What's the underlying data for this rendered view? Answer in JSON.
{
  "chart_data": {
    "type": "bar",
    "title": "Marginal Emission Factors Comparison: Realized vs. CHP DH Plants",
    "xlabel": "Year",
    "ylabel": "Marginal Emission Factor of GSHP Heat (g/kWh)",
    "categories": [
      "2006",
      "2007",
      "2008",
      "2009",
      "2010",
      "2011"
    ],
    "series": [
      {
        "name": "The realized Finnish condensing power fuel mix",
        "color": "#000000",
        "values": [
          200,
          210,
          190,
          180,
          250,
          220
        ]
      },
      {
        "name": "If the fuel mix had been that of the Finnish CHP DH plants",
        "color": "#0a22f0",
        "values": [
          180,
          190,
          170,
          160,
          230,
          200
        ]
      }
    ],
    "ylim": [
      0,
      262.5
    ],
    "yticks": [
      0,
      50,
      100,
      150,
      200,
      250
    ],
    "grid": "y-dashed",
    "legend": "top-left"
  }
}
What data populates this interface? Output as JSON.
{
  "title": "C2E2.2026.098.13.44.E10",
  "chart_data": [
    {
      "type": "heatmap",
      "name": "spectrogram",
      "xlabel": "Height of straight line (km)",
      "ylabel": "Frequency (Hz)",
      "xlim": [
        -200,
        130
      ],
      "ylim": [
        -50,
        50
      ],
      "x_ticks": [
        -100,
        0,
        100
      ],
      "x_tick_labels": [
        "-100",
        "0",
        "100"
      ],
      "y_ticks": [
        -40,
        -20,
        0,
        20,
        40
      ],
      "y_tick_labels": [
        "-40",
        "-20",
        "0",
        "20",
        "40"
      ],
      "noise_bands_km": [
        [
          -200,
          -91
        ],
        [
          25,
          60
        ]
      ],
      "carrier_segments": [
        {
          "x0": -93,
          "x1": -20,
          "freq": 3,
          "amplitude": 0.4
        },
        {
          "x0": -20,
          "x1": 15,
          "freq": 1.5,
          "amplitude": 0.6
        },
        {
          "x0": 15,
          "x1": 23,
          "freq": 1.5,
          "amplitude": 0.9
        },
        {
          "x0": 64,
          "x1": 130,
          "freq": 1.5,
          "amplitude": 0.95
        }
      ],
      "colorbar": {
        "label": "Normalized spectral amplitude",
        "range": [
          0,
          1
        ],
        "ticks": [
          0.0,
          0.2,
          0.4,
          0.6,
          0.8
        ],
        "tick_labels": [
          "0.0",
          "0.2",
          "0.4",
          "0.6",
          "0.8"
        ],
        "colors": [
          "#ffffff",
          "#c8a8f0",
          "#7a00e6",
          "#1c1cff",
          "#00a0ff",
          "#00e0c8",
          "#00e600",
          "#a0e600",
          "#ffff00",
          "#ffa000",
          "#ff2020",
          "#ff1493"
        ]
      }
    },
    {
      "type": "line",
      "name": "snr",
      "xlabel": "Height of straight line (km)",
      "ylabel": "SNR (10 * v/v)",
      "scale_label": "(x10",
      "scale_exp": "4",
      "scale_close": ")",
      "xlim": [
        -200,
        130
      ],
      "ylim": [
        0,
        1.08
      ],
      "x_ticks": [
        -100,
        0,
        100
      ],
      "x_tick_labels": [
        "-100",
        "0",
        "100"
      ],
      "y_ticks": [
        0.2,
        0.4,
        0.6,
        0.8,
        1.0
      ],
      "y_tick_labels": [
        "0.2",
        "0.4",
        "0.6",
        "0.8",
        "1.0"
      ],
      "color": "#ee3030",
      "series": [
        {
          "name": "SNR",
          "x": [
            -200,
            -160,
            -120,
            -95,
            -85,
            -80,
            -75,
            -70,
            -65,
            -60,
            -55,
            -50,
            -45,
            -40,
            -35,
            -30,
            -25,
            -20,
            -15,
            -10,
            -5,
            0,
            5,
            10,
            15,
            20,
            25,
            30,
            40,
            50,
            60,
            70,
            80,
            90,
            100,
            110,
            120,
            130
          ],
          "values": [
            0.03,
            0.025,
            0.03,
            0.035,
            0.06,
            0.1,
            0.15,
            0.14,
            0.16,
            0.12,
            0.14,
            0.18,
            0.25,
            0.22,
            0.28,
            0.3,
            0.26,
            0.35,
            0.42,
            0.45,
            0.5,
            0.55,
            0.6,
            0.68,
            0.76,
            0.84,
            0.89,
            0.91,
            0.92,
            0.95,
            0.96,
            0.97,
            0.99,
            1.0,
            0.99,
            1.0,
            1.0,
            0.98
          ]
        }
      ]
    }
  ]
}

+--

▸ **Exercise prompt**: Transcribe the whole listing exactly.

▸ **Task solution**:
What's the underlying data for this rendered view? Answer in JSON.
{
  "chart_data": {
    "type": "bar",
    "title": "Marginal Emission Factors Comparison: Realized vs. CHP DH Plants",
    "xlabel": "Year",
    "ylabel": "Marginal Emission Factor of GSHP Heat (g/kWh)",
    "categories": [
      "2006",
      "2007",
      "2008",
      "2009",
      "2010",
      "2011"
    ],
    "series": [
      {
        "name": "The realized Finnish condensing power fuel mix",
        "color": "#000000",
        "values": [
          200,
          210,
          190,
          180,
          250,
          220
        ]
      },
      {
        "name": "If the fuel mix had been that of the Finnish CHP DH plants",
        "color": "#0a22f0",
        "values": [
          180,
          190,
          170,
          160,
          230,
          200
        ]
      }
    ],
    "ylim": [
      0,
      262.5
    ],
    "yticks": [
      0,
      50,
      100,
      150,
      200,
      250
    ],
    "grid": "y-dashed",
    "legend": "top-left"
  }
}
What data populates this interface? Output as JSON.
{
  "title": "C2E2.2026.098.13.44.E10",
  "chart_data": [
    {
      "type": "heatmap",
      "name": "spectrogram",
      "xlabel": "Height of straight line (km)",
      "ylabel": "Frequency (Hz)",
      "xlim": [
        -200,
        130
      ],
      "ylim": [
        -50,
        50
      ],
      "x_ticks": [
        -100,
        0,
        100
      ],
      "x_tick_labels": [
        "-100",
        "0",
        "100"
      ],
      "y_ticks": [
        -40,
        -20,
        0,
        20,
        40
      ],
      "y_tick_labels": [
        "-40",
        "-20",
        "0",
        "20",
        "40"
      ],
      "noise_bands_km": [
        [
          -200,
          -91
        ],
        [
          25,
          60
        ]
      ],
      "carrier_segments": [
        {
          "x0": -93,
          "x1": -20,
          "freq": 3,
          "amplitude": 0.4
        },
        {
          "x0": -20,
          "x1": 15,
          "freq": 1.5,
          "amplitude": 0.6
        },
        {
          "x0": 15,
          "x1": 23,
          "freq": 1.5,
          "amplitude": 0.9
        },
        {
          "x0": 64,
          "x1": 130,
          "freq": 1.5,
          "amplitude": 0.95
        }
      ],
      "colorbar": {
        "label": "Normalized spectral amplitude",
        "range": [
          0,
          1
        ],
        "ticks": [
          0.0,
          0.2,
          0.4,
          0.6,
          0.8
        ],
        "tick_labels": [
          "0.0",
          "0.2",
          "0.4",
          "0.6",
          "0.8"
        ],
        "colors": [
          "#ffffff",
          "#c8a8f0",
          "#7a00e6",
          "#1c1cff",
          "#00a0ff",
          "#00e0c8",
          "#00e600",
          "#a0e600",
          "#ffff00",
          "#ffa000",
          "#ff2020",
          "#ff1493"
        ]
      }
    },
    {
      "type": "line",
      "name": "snr",
      "xlabel": "Height of straight line (km)",
      "ylabel": "SNR (10 * v/v)",
      "scale_label": "(x10",
      "scale_exp": "4",
      "scale_close": ")",
      "xlim": [
        -200,
        130
      ],
      "ylim": [
        0,
        1.08
      ],
      "x_ticks": [
        -100,
        0,
        100
      ],
      "x_tick_labels": [
        "-100",
        "0",
        "100"
      ],
      "y_ticks": [
        0.2,
        0.4,
        0.6,
        0.8,
        1.0
      ],
      "y_tick_labels": [
        "0.2",
        "0.4",
        "0.6",
        "0.8",
        "1.0"
      ],
      "color": "#ee3030",
      "series": [
        {
          "name": "SNR",
          "x": [
            -200,
            -160,
            -120,
            -95,
            -85,
            -80,
            -75,
            -70,
            -65,
            -60,
            -55,
            -50,
            -45,
            -40,
            -35,
            -30,
            -25,
            -20,
            -15,
            -10,
            -5,
            0,
            5,
            10,
            15,
            20,
            25,
            30,
            40,
            50,
            60,
            70,
            80,
            90,
            100,
            110,
            120,
            130
          ],
          "values": [
            0.03,
            0.025,
            0.03,
            0.035,
            0.06,
            0.1,
            0.15,
            0.14,
            0.16,
            0.12,
            0.14,
            0.18,
            0.25,
            0.22,
            0.28,
            0.3,
            0.26,
            0.35,
            0.42,
            0.45,
            0.5,
            0.55,
            0.6,
            0.68,
            0.76,
            0.84,
            0.89,
            0.91,
            0.92,
            0.95,
            0.96,
            0.97,
            0.99,
            1.0,
            0.99,
            1.0,
            1.0,
            0.98
          ]
        }
      ]
    }
  ]
}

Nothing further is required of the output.